#### [EXERCISE OBJECTIVE]
Give back the entire listing verbatim.

#### [INFORMATION PROVIDED]
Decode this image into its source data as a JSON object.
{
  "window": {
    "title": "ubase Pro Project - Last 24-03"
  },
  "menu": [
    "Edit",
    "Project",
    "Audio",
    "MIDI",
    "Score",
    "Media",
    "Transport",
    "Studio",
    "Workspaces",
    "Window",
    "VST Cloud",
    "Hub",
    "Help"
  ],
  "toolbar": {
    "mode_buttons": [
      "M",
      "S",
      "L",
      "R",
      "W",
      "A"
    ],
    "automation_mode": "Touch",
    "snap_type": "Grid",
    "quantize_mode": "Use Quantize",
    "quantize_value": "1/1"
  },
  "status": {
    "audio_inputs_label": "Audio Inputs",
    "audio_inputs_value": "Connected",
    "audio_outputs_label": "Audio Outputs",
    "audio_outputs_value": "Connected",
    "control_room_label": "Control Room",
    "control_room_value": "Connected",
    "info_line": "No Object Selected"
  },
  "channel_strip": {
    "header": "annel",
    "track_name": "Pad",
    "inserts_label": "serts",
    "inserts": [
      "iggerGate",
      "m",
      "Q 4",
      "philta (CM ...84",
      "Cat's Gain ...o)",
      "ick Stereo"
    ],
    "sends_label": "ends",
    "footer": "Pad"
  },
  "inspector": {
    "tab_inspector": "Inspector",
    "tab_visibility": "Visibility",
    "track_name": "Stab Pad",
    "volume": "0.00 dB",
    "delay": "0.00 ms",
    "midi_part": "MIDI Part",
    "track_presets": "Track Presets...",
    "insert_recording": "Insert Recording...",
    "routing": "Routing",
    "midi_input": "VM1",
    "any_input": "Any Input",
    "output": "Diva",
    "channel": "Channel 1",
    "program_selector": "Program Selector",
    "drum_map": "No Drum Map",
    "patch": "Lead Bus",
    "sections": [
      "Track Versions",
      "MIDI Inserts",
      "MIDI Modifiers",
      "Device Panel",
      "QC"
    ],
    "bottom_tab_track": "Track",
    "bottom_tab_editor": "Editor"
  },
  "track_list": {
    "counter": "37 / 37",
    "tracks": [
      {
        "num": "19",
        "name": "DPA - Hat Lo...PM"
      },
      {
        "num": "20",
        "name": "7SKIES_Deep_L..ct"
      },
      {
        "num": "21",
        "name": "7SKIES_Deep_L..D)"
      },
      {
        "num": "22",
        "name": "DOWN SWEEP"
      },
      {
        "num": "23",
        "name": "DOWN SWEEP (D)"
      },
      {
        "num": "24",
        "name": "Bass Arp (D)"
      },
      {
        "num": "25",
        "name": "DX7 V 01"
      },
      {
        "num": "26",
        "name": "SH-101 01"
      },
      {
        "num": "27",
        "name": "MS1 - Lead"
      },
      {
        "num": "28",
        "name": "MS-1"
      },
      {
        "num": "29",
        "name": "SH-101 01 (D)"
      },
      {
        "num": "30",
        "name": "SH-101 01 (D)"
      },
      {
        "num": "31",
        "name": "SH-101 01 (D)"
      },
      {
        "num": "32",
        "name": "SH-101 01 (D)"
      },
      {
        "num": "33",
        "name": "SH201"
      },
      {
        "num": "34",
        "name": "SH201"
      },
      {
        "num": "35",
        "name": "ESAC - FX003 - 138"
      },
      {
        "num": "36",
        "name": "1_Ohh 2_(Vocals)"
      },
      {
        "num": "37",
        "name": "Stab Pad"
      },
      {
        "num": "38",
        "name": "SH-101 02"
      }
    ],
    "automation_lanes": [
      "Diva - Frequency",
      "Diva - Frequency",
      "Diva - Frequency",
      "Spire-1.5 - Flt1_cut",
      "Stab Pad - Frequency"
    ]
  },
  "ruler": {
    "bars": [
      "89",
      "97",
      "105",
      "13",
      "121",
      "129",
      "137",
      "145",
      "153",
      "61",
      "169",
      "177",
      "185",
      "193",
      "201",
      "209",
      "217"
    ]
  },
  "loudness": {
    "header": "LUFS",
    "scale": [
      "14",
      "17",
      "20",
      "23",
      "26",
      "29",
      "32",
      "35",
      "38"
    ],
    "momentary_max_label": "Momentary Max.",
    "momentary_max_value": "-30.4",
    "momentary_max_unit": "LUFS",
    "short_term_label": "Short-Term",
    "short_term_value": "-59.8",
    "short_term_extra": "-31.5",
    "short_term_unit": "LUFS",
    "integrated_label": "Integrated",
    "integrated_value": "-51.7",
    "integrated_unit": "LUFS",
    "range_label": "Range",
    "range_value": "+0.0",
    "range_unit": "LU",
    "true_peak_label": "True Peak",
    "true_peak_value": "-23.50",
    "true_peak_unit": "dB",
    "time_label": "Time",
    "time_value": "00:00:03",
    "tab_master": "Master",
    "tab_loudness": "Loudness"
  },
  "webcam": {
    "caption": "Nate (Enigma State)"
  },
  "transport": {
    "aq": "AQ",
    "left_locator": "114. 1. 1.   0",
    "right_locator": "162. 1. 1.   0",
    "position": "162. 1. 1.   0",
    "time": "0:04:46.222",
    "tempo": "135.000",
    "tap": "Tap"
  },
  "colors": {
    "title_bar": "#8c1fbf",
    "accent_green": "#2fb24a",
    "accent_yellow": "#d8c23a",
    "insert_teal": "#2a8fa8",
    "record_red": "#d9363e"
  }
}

#### [FINAL RESULT]
Decode this image into its source data as a JSON object.
{
  "window": {
    "title": "ubase Pro Project - Last 24-03"
  },
  "menu": [
    "Edit",
    "Project",
    "Audio",
    "MIDI",
    "Score",
    "Media",
    "Transport",
    "Studio",
    "Workspaces",
    "Window",
    "VST Cloud",
    "Hub",
    "Help"
  ],
  "toolbar": {
    "mode_buttons": [
      "M",
      "S",
      "L",
      "R",
      "W",
      "A"
    ],
    "automation_mode": "Touch",
    "snap_type": "Grid",
    "quantize_mode": "Use Quantize",
    "quantize_value": "1/1"
  },
  "status": {
    "audio_inputs_label": "Audio Inputs",
    "audio_inputs_value": "Connected",
    "audio_outputs_label": "Audio Outputs",
    "audio_outputs_value": "Connected",
    "control_room_label": "Control Room",
    "control_room_value": "Connected",
    "info_line": "No Object Selected"
  },
  "channel_strip": {
    "header": "annel",
    "track_name": "Pad",
    "inserts_label": "serts",
    "inserts": [
      "iggerGate",
      "m",
      "Q 4",
      "philta (CM ...84",
      "Cat's Gain ...o)",
      "ick Stereo"
    ],
    "sends_label": "ends",
    "footer": "Pad"
  },
  "inspector": {
    "tab_inspector": "Inspector",
    "tab_visibility": "Visibility",
    "track_name": "Stab Pad",
    "volume": "0.00 dB",
    "delay": "0.00 ms",
    "midi_part": "MIDI Part",
    "track_presets": "Track Presets...",
    "insert_recording": "Insert Recording...",
    "routing": "Routing",
    "midi_input": "VM1",
    "any_input": "Any Input",
    "output": "Diva",
    "channel": "Channel 1",
    "program_selector": "Program Selector",
    "drum_map": "No Drum Map",
    "patch": "Lead Bus",
    "sections": [
      "Track Versions",
      "MIDI Inserts",
      "MIDI Modifiers",
      "Device Panel",
      "QC"
    ],
    "bottom_tab_track": "Track",
    "bottom_tab_editor": "Editor"
  },
  "track_list": {
    "counter": "37 / 37",
    "tracks": [
      {
        "num": "19",
        "name": "DPA - Hat Lo...PM"
      },
      {
        "num": "20",
        "name": "7SKIES_Deep_L..ct"
      },
      {
        "num": "21",
        "name": "7SKIES_Deep_L..D)"
      },
      {
        "num": "22",
        "name": "DOWN SWEEP"
      },
      {
        "num": "23",
        "name": "DOWN SWEEP (D)"
      },
      {
        "num": "24",
        "name": "Bass Arp (D)"
      },
      {
        "num": "25",
        "name": "DX7 V 01"
      },
      {
        "num": "26",
        "name": "SH-101 01"
      },
      {
        "num": "27",
        "name": "MS1 - Lead"
      },
      {
        "num": "28",
        "name": "MS-1"
      },
      {
        "num": "29",
        "name": "SH-101 01 (D)"
      },
      {
        "num": "30",
        "name": "SH-101 01 (D)"
      },
      {
        "num": "31",
        "name": "SH-101 01 (D)"
      },
      {
        "num": "32",
        "name": "SH-101 01 (D)"
      },
      {
        "num": "33",
        "name": "SH201"
      },
      {
        "num": "34",
        "name": "SH201"
      },
      {
        "num": "35",
        "name": "ESAC - FX003 - 138"
      },
      {
        "num": "36",
        "name": "1_Ohh 2_(Vocals)"
      },
      {
        "num": "37",
        "name": "Stab Pad"
      },
      {
        "num": "38",
        "name": "SH-101 02"
      }
    ],
    "automation_lanes": [
      "Diva - Frequency",
      "Diva - Frequency",
      "Diva - Frequency",
      "Spire-1.5 - Flt1_cut",
      "Stab Pad - Frequency"
    ]
  },
  "ruler": {
    "bars": [
      "89",
      "97",
      "105",
      "13",
      "121",
      "129",
      "137",
      "145",
      "153",
      "61",
      "169",
      "177",
      "185",
      "193",
      "201",
      "209",
      "217"
    ]
  },
  "loudness": {
    "header": "LUFS",
    "scale": [
      "14",
      "17",
      "20",
      "23",
      "26",
      "29",
      "32",
      "35",
      "38"
    ],
    "momentary_max_label": "Momentary Max.",
    "momentary_max_value": "-30.4",
    "momentary_max_unit": "LUFS",
    "short_term_label": "Short-Term",
    "short_term_value": "-59.8",
    "short_term_extra": "-31.5",
    "short_term_unit": "LUFS",
    "integrated_label": "Integrated",
    "integrated_value": "-51.7",
    "integrated_unit": "LUFS",
    "range_label": "Range",
    "range_value": "+0.0",
    "range_unit": "LU",
    "true_peak_label": "True Peak",
    "true_peak_value": "-23.50",
    "true_peak_unit": "dB",
    "time_label": "Time",
    "time_value": "00:00:03",
    "tab_master": "Master",
    "tab_loudness": "Loudness"
  },
  "webcam": {
    "caption": "Nate (Enigma State)"
  },
  "transport": {
    "aq": "AQ",
    "left_locator": "114. 1. 1.   0",
    "right_locator": "162. 1. 1.   0",
    "position": "162. 1. 1.   0",
    "time": "0:04:46.222",
    "tempo": "135.000",
    "tap": "Tap"
  },
  "colors": {
    "title_bar": "#8c1fbf",
    "accent_green": "#2fb24a",
    "accent_yellow": "#d8c23a",
    "insert_teal": "#2a8fa8",
    "record_red": "#d9363e"
  }
}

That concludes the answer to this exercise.